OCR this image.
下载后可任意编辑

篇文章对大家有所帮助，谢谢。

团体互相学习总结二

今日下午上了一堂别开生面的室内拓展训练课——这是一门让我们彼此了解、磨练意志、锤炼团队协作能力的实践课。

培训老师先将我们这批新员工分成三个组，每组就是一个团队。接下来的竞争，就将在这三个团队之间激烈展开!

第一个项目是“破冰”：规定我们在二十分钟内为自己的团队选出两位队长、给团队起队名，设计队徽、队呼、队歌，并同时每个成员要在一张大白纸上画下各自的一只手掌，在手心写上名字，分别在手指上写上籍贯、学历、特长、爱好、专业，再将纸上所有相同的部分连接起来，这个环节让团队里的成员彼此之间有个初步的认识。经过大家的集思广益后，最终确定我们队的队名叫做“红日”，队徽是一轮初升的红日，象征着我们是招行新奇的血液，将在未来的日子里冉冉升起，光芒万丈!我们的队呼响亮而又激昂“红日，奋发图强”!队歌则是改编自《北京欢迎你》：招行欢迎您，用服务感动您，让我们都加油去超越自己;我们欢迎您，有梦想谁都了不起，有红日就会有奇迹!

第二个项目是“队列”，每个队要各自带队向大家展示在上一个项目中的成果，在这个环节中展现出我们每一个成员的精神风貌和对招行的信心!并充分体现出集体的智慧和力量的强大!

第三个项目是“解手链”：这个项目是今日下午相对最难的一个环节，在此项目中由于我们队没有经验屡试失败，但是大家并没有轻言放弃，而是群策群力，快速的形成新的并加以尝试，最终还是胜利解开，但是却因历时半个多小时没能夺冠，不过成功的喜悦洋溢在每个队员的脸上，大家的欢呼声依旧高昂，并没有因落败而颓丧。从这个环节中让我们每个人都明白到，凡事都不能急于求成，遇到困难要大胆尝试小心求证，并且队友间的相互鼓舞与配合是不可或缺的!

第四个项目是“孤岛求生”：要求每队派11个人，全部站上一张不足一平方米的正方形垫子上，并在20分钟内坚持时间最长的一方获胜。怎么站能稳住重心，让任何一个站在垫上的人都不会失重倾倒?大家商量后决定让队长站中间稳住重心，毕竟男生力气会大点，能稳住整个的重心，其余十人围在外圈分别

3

---------------

▶ WHAT IS BEING ASKED:
Repeat the entries shown above, every one, word for word.

▶ IN RESPONSE:
OCR this image.
下载后可任意编辑

篇文章对大家有所帮助，谢谢。

团体互相学习总结二

今日下午上了一堂别开生面的室内拓展训练课——这是一门让我们彼此了解、磨练意志、锤炼团队协作能力的实践课。

培训老师先将我们这批新员工分成三个组，每组就是一个团队。接下来的竞争，就将在这三个团队之间激烈展开!

第一个项目是“破冰”：规定我们在二十分钟内为自己的团队选出两位队长、给团队起队名，设计队徽、队呼、队歌，并同时每个成员要在一张大白纸上画下各自的一只手掌，在手心写上名字，分别在手指上写上籍贯、学历、特长、爱好、专业，再将纸上所有相同的部分连接起来，这个环节让团队里的成员彼此之间有个初步的认识。经过大家的集思广益后，最终确定我们队的队名叫做“红日”，队徽是一轮初升的红日，象征着我们是招行新奇的血液，将在未来的日子里冉冉升起，光芒万丈!我们的队呼响亮而又激昂“红日，奋发图强”!队歌则是改编自《北京欢迎你》：招行欢迎您，用服务感动您，让我们都加油去超越自己;我们欢迎您，有梦想谁都了不起，有红日就会有奇迹!

第二个项目是“队列”，每个队要各自带队向大家展示在上一个项目中的成果，在这个环节中展现出我们每一个成员的精神风貌和对招行的信心!并充分体现出集体的智慧和力量的强大!

第三个项目是“解手链”：这个项目是今日下午相对最难的一个环节，在此项目中由于我们队没有经验屡试失败，但是大家并没有轻言放弃，而是群策群力，快速的形成新的并加以尝试，最终还是胜利解开，但是却因历时半个多小时没能夺冠，不过成功的喜悦洋溢在每个队员的脸上，大家的欢呼声依旧高昂，并没有因落败而颓丧。从这个环节中让我们每个人都明白到，凡事都不能急于求成，遇到困难要大胆尝试小心求证，并且队友间的相互鼓舞与配合是不可或缺的!

第四个项目是“孤岛求生”：要求每队派11个人，全部站上一张不足一平方米的正方形垫子上，并在20分钟内坚持时间最长的一方获胜。怎么站能稳住重心，让任何一个站在垫上的人都不会失重倾倒?大家商量后决定让队长站中间稳住重心，毕竟男生力气会大点，能稳住整个的重心，其余十人围在外圈分别

3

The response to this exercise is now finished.